Source data:
——————

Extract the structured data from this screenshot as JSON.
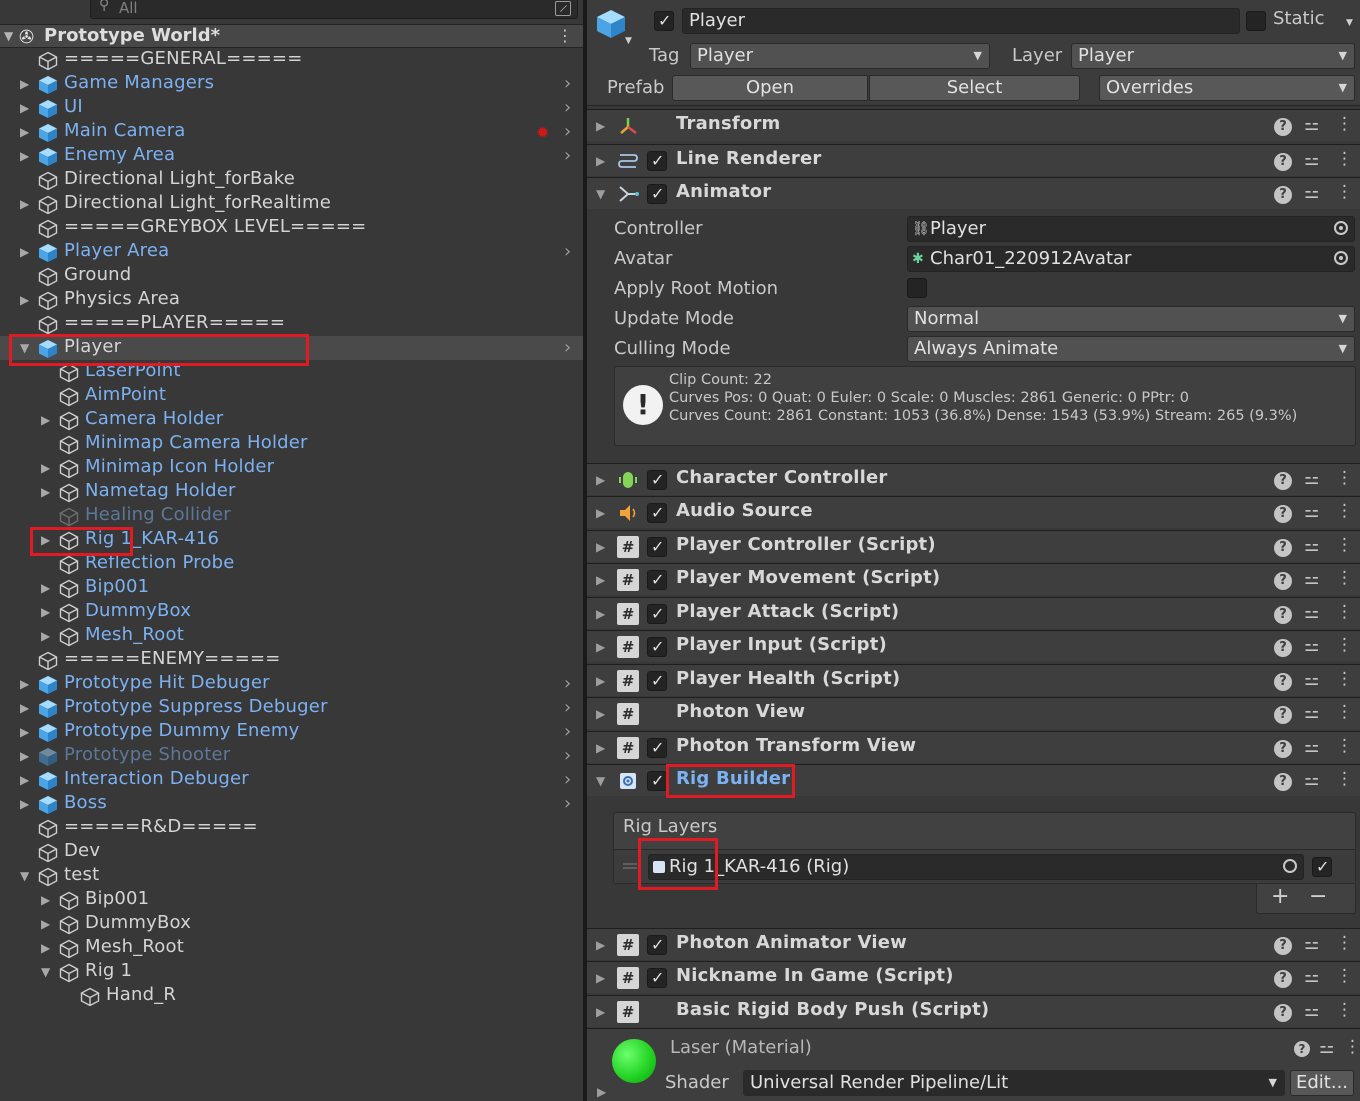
{
  "hierarchy": {
    "search": {
      "value": "All"
    },
    "scene_title": "Prototype World*",
    "rows": [
      {
        "label": "=====GENERAL=====",
        "style": "normal",
        "fold": "",
        "icon": "gameobject",
        "arrow": false
      },
      {
        "label": "Game Managers",
        "style": "prefab",
        "fold": "▶",
        "icon": "prefab",
        "arrow": true
      },
      {
        "label": "UI",
        "style": "prefab",
        "fold": "▶",
        "icon": "prefab",
        "arrow": true
      },
      {
        "label": "Main Camera",
        "style": "prefab",
        "fold": "▶",
        "icon": "prefab",
        "arrow": true,
        "scene_vis": true
      },
      {
        "label": "Enemy Area",
        "style": "prefab",
        "fold": "▶",
        "icon": "prefab",
        "arrow": true
      },
      {
        "label": "Directional Light_forBake",
        "style": "normal",
        "fold": "",
        "icon": "gameobject",
        "arrow": false
      },
      {
        "label": "Directional Light_forRealtime",
        "style": "normal",
        "fold": "▶",
        "icon": "gameobject",
        "arrow": false
      },
      {
        "label": "=====GREYBOX LEVEL=====",
        "style": "normal",
        "fold": "",
        "icon": "gameobject",
        "arrow": false
      },
      {
        "label": "Player Area",
        "style": "prefab",
        "fold": "▶",
        "icon": "prefab",
        "arrow": true
      },
      {
        "label": "Ground",
        "style": "normal",
        "fold": "",
        "icon": "gameobject",
        "arrow": false
      },
      {
        "label": "Physics Area",
        "style": "normal",
        "fold": "▶",
        "icon": "gameobject",
        "arrow": false
      },
      {
        "label": "=====PLAYER=====",
        "style": "normal",
        "fold": "",
        "icon": "gameobject",
        "arrow": false
      },
      {
        "label": "Player",
        "style": "normal",
        "fold": "▼",
        "icon": "prefab",
        "arrow": true,
        "selected": true
      },
      {
        "label": "LaserPoint",
        "style": "prefab",
        "fold": "",
        "icon": "gameobject",
        "arrow": false,
        "indent": 1
      },
      {
        "label": "AimPoint",
        "style": "prefab",
        "fold": "",
        "icon": "gameobject",
        "arrow": false,
        "indent": 1
      },
      {
        "label": "Camera Holder",
        "style": "prefab",
        "fold": "▶",
        "icon": "gameobject",
        "arrow": false,
        "indent": 1
      },
      {
        "label": "Minimap Camera Holder",
        "style": "prefab",
        "fold": "",
        "icon": "gameobject",
        "arrow": false,
        "indent": 1
      },
      {
        "label": "Minimap Icon Holder",
        "style": "prefab",
        "fold": "▶",
        "icon": "gameobject",
        "arrow": false,
        "indent": 1
      },
      {
        "label": "Nametag Holder",
        "style": "prefab",
        "fold": "▶",
        "icon": "gameobject",
        "arrow": false,
        "indent": 1
      },
      {
        "label": "Healing Collider",
        "style": "disabled",
        "fold": "",
        "icon": "gameobject",
        "arrow": false,
        "indent": 1
      },
      {
        "label": "Rig 1_KAR-416",
        "style": "prefab",
        "fold": "▶",
        "icon": "gameobject",
        "arrow": false,
        "indent": 1
      },
      {
        "label": "Reflection Probe",
        "style": "prefab",
        "fold": "",
        "icon": "gameobject",
        "arrow": false,
        "indent": 1
      },
      {
        "label": "Bip001",
        "style": "prefab",
        "fold": "▶",
        "icon": "gameobject",
        "arrow": false,
        "indent": 1
      },
      {
        "label": "DummyBox",
        "style": "prefab",
        "fold": "▶",
        "icon": "gameobject",
        "arrow": false,
        "indent": 1
      },
      {
        "label": "Mesh_Root",
        "style": "prefab",
        "fold": "▶",
        "icon": "gameobject",
        "arrow": false,
        "indent": 1
      },
      {
        "label": "=====ENEMY=====",
        "style": "normal",
        "fold": "",
        "icon": "gameobject",
        "arrow": false
      },
      {
        "label": "Prototype Hit Debuger",
        "style": "prefab",
        "fold": "▶",
        "icon": "prefab",
        "arrow": true
      },
      {
        "label": "Prototype Suppress Debuger",
        "style": "prefab",
        "fold": "▶",
        "icon": "prefab",
        "arrow": true
      },
      {
        "label": "Prototype Dummy Enemy",
        "style": "prefab",
        "fold": "▶",
        "icon": "prefab",
        "arrow": true
      },
      {
        "label": "Prototype Shooter",
        "style": "disabled",
        "fold": "▶",
        "icon": "prefab-disabled",
        "arrow": true
      },
      {
        "label": "Interaction Debuger",
        "style": "prefab",
        "fold": "▶",
        "icon": "prefab",
        "arrow": true
      },
      {
        "label": "Boss",
        "style": "prefab",
        "fold": "▶",
        "icon": "prefab",
        "arrow": true
      },
      {
        "label": "=====R&D=====",
        "style": "normal",
        "fold": "",
        "icon": "gameobject",
        "arrow": false
      },
      {
        "label": "Dev",
        "style": "normal",
        "fold": "",
        "icon": "gameobject",
        "arrow": false
      },
      {
        "label": "test",
        "style": "normal",
        "fold": "▼",
        "icon": "gameobject",
        "arrow": false
      },
      {
        "label": "Bip001",
        "style": "normal",
        "fold": "▶",
        "icon": "gameobject",
        "arrow": false,
        "indent": 1
      },
      {
        "label": "DummyBox",
        "style": "normal",
        "fold": "▶",
        "icon": "gameobject",
        "arrow": false,
        "indent": 1
      },
      {
        "label": "Mesh_Root",
        "style": "normal",
        "fold": "▶",
        "icon": "gameobject",
        "arrow": false,
        "indent": 1
      },
      {
        "label": "Rig 1",
        "style": "normal",
        "fold": "▼",
        "icon": "gameobject",
        "arrow": false,
        "indent": 1
      },
      {
        "label": "Hand_R",
        "style": "normal",
        "fold": "",
        "icon": "gameobject",
        "arrow": false,
        "indent": 2
      }
    ]
  },
  "inspector": {
    "object_name": "Player",
    "static_label": "Static",
    "tag_label": "Tag",
    "tag_value": "Player",
    "layer_label": "Layer",
    "layer_value": "Player",
    "prefab_label": "Prefab",
    "prefab_open": "Open",
    "prefab_select": "Select",
    "prefab_overrides": "Overrides",
    "components_top": [
      {
        "name": "Transform",
        "icon": "transform-icon",
        "checkbox": false
      },
      {
        "name": "Line Renderer",
        "icon": "line-renderer-icon",
        "checkbox": true
      },
      {
        "name": "Animator",
        "icon": "animator-icon",
        "checkbox": true,
        "expanded": true
      }
    ],
    "animator": {
      "controller_label": "Controller",
      "controller_value": "Player",
      "avatar_label": "Avatar",
      "avatar_value": "Char01_220912Avatar",
      "root_motion_label": "Apply Root Motion",
      "update_mode_label": "Update Mode",
      "update_mode_value": "Normal",
      "culling_mode_label": "Culling Mode",
      "culling_mode_value": "Always Animate",
      "info_lines": [
        "Clip Count: 22",
        "Curves Pos: 0 Quat: 0 Euler: 0 Scale: 0 Muscles: 2861 Generic: 0 PPtr: 0",
        "Curves Count: 2861 Constant: 1053 (36.8%) Dense: 1543 (53.9%) Stream: 265 (9.3%)"
      ]
    },
    "components_mid": [
      {
        "name": "Character Controller",
        "icon": "character-controller-icon",
        "checkbox": true
      },
      {
        "name": "Audio Source",
        "icon": "audio-source-icon",
        "checkbox": true
      },
      {
        "name": "Player Controller (Script)",
        "icon": "script-icon",
        "checkbox": true
      },
      {
        "name": "Player Movement (Script)",
        "icon": "script-icon",
        "checkbox": true
      },
      {
        "name": "Player Attack (Script)",
        "icon": "script-icon",
        "checkbox": true
      },
      {
        "name": "Player Input (Script)",
        "icon": "script-icon",
        "checkbox": true
      },
      {
        "name": "Player Health (Script)",
        "icon": "script-icon",
        "checkbox": true
      },
      {
        "name": "Photon View",
        "icon": "script-icon",
        "checkbox": false
      },
      {
        "name": "Photon Transform View",
        "icon": "script-icon",
        "checkbox": true
      },
      {
        "name": "Rig Builder",
        "icon": "rig-builder-icon",
        "checkbox": true,
        "expanded": true,
        "highlight": true
      }
    ],
    "rig_builder": {
      "rig_layers_label": "Rig Layers",
      "layer_value": "Rig 1_KAR-416 (Rig)",
      "add_label": "+",
      "remove_label": "−"
    },
    "components_bottom": [
      {
        "name": "Photon Animator View",
        "icon": "script-icon",
        "checkbox": true
      },
      {
        "name": "Nickname In Game (Script)",
        "icon": "script-icon",
        "checkbox": true
      },
      {
        "name": "Basic Rigid Body Push (Script)",
        "icon": "script-icon",
        "checkbox": false
      }
    ],
    "material": {
      "name": "Laser (Material)",
      "shader_label": "Shader",
      "shader_value": "Universal Render Pipeline/Lit",
      "edit_label": "Edit...",
      "sphere_color": "#22d022"
    }
  },
  "colors": {
    "prefab_blue": "#7cb1f2",
    "highlight_red": "#e01b24",
    "panel_bg": "#383838"
  }
}
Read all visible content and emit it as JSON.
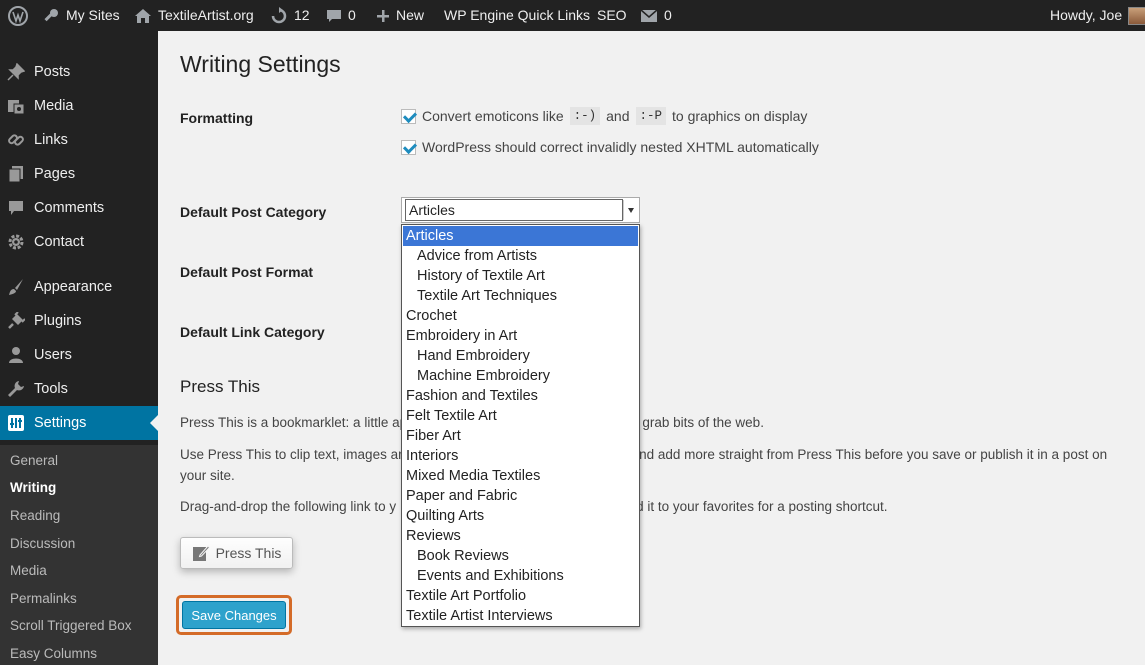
{
  "admin_bar": {
    "my_sites": "My Sites",
    "site_name": "TextileArtist.org",
    "updates_count": "12",
    "comments_count": "0",
    "new_label": "New",
    "wpengine_label": "WP Engine Quick Links",
    "seo_label": "SEO",
    "mail_count": "0",
    "howdy": "Howdy, Joe",
    "icons": [
      "wordpress-icon",
      "my-sites-icon",
      "home-icon",
      "updates-icon",
      "comments-icon",
      "plus-icon",
      "mail-icon",
      "avatar"
    ]
  },
  "sidebar": {
    "items": [
      {
        "label": "Posts",
        "icon": "pushpin-icon"
      },
      {
        "label": "Media",
        "icon": "media-icon"
      },
      {
        "label": "Links",
        "icon": "links-icon"
      },
      {
        "label": "Pages",
        "icon": "pages-icon"
      },
      {
        "label": "Comments",
        "icon": "comments-icon"
      },
      {
        "label": "Contact",
        "icon": "gear-icon"
      },
      {
        "label": "Appearance",
        "icon": "paintbrush-icon"
      },
      {
        "label": "Plugins",
        "icon": "plug-icon"
      },
      {
        "label": "Users",
        "icon": "user-icon"
      },
      {
        "label": "Tools",
        "icon": "wrench-icon"
      },
      {
        "label": "Settings",
        "icon": "settings-icon"
      }
    ],
    "current": "Settings",
    "submenu": [
      "General",
      "Writing",
      "Reading",
      "Discussion",
      "Media",
      "Permalinks",
      "Scroll Triggered Box",
      "Easy Columns"
    ],
    "submenu_active": "Writing"
  },
  "main": {
    "title": "Writing Settings",
    "formatting_label": "Formatting",
    "emoticons_pre": "Convert emoticons like",
    "emoticon_a": ":-)",
    "emoticons_and": "and",
    "emoticon_b": ":-P",
    "emoticons_post": "to graphics on display",
    "emoticons_checked": true,
    "xhtml_label": "WordPress should correct invalidly nested XHTML automatically",
    "xhtml_checked": true,
    "default_post_category_label": "Default Post Category",
    "default_post_format_label": "Default Post Format",
    "default_link_category_label": "Default Link Category",
    "category_select_value": "Articles",
    "category_options": [
      {
        "label": "Articles",
        "child": false,
        "selected": true
      },
      {
        "label": "Advice from Artists",
        "child": true
      },
      {
        "label": "History of Textile Art",
        "child": true
      },
      {
        "label": "Textile Art Techniques",
        "child": true
      },
      {
        "label": "Crochet",
        "child": false
      },
      {
        "label": "Embroidery in Art",
        "child": false
      },
      {
        "label": "Hand Embroidery",
        "child": true
      },
      {
        "label": "Machine Embroidery",
        "child": true
      },
      {
        "label": "Fashion and Textiles",
        "child": false
      },
      {
        "label": "Felt Textile Art",
        "child": false
      },
      {
        "label": "Fiber Art",
        "child": false
      },
      {
        "label": "Interiors",
        "child": false
      },
      {
        "label": "Mixed Media Textiles",
        "child": false
      },
      {
        "label": "Paper and Fabric",
        "child": false
      },
      {
        "label": "Quilting Arts",
        "child": false
      },
      {
        "label": "Reviews",
        "child": false
      },
      {
        "label": "Book Reviews",
        "child": true
      },
      {
        "label": "Events and Exhibitions",
        "child": true
      },
      {
        "label": "Textile Art Portfolio",
        "child": false
      },
      {
        "label": "Textile Artist Interviews",
        "child": false
      }
    ],
    "press_this_title": "Press This",
    "press_this_p1_a": "Press This is a bookmarklet: a little ap",
    "press_this_p1_b": "u grab bits of the web.",
    "press_this_p2_a": "Use Press This to clip text, images an",
    "press_this_p2_b": "and add more straight from Press This before you save or publish it in a post on",
    "press_this_p2_c": "your site.",
    "press_this_p3_a": "Drag-and-drop the following link to y",
    "press_this_p3_b": "add it to your favorites for a posting shortcut.",
    "press_this_button": "Press This",
    "save_button": "Save Changes"
  },
  "colors": {
    "admin_bar_bg": "#222222",
    "sidebar_bg": "#222222",
    "current_menu_bg": "#0074a2",
    "primary_button": "#2ea2cc",
    "highlight_outline": "#d46b28",
    "dropdown_selected": "#3b76d6"
  }
}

——————

What the exercise asks:
Check each line of the records above for "Holder", and copy those that have it.

Answer for this exercise:
        "label": "Camera Holder",
        "label": "Minimap Camera Holder",
        "label": "Minimap Icon Holder",
        "label": "Nametag Holder",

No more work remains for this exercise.